Problem requirements ▸ Find the lines below that contain the string "document". Copy each one.

Records shown ▸
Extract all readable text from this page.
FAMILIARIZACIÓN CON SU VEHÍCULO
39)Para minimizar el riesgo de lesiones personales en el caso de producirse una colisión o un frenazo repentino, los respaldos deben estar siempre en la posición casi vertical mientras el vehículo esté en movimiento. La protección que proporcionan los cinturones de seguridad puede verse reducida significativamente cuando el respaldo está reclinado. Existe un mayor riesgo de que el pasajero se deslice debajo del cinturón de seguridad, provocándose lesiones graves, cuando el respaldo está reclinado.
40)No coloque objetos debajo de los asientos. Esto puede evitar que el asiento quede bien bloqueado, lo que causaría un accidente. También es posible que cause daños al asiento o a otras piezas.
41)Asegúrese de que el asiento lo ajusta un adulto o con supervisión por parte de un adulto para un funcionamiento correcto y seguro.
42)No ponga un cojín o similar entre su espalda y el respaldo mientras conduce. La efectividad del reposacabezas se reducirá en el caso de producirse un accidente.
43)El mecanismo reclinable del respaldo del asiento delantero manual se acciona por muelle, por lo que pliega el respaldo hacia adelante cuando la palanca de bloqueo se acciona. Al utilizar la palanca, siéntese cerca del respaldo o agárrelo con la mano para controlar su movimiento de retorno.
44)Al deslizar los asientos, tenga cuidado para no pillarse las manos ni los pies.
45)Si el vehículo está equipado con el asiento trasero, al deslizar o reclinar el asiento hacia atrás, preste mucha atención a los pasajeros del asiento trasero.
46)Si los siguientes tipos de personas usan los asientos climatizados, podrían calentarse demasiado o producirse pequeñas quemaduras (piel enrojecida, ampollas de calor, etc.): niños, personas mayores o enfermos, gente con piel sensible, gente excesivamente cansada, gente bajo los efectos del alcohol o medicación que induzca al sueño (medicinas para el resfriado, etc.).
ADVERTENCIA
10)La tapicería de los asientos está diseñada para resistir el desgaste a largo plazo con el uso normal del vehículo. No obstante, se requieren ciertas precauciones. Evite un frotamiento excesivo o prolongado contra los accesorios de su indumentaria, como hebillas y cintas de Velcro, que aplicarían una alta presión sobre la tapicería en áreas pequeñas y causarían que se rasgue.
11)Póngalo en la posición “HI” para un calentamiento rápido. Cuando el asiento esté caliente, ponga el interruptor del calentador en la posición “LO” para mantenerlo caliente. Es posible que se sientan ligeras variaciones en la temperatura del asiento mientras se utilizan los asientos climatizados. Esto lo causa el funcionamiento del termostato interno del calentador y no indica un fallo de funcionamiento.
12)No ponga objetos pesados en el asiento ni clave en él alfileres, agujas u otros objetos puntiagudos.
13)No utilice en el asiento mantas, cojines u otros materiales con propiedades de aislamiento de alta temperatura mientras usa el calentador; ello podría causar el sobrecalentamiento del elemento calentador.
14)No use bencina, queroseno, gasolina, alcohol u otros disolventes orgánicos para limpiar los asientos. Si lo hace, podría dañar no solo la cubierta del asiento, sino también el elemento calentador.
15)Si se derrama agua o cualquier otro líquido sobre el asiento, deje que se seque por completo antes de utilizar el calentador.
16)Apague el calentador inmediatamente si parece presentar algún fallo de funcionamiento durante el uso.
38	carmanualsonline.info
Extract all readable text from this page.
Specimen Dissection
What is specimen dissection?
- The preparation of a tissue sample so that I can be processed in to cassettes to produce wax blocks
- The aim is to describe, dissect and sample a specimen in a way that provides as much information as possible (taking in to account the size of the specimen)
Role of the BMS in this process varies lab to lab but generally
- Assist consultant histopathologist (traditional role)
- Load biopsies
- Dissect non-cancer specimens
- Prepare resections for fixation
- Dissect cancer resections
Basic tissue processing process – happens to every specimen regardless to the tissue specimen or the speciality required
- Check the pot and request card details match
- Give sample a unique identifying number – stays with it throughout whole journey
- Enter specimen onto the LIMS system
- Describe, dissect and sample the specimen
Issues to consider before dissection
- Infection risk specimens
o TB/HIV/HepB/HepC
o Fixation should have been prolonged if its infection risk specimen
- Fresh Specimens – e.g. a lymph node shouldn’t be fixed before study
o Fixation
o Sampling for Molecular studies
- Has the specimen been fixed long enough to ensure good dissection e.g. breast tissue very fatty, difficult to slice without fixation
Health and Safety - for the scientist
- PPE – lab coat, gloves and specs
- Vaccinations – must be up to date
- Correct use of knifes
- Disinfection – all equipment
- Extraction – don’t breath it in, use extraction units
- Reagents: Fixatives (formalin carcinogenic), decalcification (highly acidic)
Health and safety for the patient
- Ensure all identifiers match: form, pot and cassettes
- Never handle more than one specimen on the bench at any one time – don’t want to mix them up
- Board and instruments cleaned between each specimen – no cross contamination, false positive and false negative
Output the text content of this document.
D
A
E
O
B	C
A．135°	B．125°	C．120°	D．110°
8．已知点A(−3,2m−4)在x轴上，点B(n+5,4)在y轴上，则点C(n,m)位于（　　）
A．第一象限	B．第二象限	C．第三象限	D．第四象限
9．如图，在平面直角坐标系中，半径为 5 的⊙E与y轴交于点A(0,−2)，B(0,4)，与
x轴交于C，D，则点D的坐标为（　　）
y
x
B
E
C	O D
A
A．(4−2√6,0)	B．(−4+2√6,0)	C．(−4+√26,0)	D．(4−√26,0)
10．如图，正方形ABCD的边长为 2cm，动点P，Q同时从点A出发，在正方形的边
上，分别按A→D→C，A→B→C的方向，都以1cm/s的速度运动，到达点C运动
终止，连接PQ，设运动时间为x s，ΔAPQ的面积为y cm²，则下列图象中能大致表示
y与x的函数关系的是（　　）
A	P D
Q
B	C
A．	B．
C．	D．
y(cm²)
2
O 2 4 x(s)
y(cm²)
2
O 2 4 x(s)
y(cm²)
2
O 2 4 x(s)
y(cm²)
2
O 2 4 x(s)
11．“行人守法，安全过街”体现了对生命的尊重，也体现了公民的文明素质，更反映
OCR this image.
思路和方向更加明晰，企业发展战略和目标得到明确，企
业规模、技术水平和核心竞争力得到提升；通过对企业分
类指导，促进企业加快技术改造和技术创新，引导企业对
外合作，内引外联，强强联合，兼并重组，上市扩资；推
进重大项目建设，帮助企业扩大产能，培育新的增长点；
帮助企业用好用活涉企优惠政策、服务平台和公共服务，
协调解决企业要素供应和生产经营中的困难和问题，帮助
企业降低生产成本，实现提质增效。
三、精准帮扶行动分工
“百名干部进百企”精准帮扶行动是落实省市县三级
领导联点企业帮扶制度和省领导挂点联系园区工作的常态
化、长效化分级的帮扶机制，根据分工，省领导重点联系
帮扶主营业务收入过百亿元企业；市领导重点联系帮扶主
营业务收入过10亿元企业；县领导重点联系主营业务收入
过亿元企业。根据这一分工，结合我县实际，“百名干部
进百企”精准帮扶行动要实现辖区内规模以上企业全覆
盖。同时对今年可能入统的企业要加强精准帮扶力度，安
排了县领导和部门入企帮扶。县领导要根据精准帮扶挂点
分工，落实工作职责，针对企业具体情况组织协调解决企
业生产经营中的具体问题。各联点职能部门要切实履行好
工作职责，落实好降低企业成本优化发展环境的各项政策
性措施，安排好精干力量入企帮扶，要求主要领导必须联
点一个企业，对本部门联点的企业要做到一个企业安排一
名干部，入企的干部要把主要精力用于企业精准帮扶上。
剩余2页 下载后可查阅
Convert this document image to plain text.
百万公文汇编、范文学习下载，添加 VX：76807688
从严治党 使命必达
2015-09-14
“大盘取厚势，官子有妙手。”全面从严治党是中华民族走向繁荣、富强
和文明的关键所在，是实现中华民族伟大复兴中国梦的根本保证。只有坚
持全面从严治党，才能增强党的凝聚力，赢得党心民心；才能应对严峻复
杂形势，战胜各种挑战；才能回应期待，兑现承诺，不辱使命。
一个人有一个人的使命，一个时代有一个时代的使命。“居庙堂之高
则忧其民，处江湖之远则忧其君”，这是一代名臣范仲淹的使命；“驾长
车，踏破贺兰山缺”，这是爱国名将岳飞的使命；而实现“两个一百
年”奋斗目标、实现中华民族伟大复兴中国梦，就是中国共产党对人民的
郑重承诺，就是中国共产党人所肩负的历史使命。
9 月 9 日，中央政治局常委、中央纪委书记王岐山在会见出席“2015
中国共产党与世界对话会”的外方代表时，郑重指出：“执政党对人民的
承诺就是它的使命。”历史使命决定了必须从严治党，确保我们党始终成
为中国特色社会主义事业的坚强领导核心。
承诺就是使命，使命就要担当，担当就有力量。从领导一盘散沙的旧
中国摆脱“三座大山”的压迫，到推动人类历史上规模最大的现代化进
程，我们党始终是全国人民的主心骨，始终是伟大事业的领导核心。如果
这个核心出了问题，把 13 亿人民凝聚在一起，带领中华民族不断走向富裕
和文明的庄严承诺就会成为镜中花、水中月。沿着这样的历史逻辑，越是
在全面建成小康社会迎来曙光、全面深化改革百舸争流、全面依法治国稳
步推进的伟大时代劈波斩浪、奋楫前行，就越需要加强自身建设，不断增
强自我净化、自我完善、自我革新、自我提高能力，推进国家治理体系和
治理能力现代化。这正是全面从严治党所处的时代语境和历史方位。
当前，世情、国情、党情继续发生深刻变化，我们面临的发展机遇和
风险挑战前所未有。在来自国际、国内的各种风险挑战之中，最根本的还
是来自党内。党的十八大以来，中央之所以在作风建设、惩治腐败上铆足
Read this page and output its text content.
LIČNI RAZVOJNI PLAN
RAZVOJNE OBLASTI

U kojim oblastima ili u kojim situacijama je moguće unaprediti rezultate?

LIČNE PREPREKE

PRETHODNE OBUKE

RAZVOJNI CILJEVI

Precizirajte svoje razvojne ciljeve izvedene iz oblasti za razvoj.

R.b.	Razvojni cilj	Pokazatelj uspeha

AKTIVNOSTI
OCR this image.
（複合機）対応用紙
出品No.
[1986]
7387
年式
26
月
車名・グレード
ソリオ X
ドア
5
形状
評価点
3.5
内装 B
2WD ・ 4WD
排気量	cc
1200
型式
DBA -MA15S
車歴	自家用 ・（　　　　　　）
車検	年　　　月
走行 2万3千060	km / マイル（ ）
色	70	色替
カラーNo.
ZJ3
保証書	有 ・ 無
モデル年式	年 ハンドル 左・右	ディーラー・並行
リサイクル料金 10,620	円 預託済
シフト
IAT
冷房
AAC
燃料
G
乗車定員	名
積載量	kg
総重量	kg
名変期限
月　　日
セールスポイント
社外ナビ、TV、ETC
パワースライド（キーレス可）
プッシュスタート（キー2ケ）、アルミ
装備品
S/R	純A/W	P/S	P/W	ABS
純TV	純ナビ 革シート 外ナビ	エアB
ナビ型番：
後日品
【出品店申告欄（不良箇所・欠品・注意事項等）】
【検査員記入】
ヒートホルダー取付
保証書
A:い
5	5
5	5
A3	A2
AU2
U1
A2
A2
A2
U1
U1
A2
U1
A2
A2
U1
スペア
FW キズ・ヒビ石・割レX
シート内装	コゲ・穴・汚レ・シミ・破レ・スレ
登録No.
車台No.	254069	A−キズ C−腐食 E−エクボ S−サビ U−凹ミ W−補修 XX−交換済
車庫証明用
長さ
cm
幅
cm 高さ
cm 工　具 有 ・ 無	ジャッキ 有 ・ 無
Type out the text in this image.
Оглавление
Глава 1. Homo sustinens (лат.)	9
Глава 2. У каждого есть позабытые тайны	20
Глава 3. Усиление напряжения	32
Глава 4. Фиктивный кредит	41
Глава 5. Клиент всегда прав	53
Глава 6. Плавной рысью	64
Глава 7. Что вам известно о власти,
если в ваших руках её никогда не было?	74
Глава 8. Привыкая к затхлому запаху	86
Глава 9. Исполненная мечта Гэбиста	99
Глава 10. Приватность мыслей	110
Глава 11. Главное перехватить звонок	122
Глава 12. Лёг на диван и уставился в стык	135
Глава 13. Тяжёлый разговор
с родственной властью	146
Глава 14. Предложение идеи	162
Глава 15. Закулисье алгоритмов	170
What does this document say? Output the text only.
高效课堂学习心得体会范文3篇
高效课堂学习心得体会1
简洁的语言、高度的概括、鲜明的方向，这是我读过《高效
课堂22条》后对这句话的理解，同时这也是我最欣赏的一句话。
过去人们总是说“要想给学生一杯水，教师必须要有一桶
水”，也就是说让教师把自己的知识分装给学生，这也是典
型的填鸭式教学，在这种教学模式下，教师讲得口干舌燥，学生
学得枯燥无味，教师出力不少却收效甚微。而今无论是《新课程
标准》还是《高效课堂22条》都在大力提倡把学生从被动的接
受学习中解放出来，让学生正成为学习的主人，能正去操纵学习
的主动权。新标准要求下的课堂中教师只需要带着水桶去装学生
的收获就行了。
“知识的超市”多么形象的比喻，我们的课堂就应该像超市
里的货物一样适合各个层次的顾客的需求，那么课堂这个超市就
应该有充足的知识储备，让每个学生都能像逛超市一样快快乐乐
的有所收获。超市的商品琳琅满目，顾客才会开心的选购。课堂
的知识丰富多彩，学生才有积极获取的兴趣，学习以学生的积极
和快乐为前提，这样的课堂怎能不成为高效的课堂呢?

Exercise response ▸
Output the text content of this document.
Convert this document image to plain text.
What does this document say? Output the text only.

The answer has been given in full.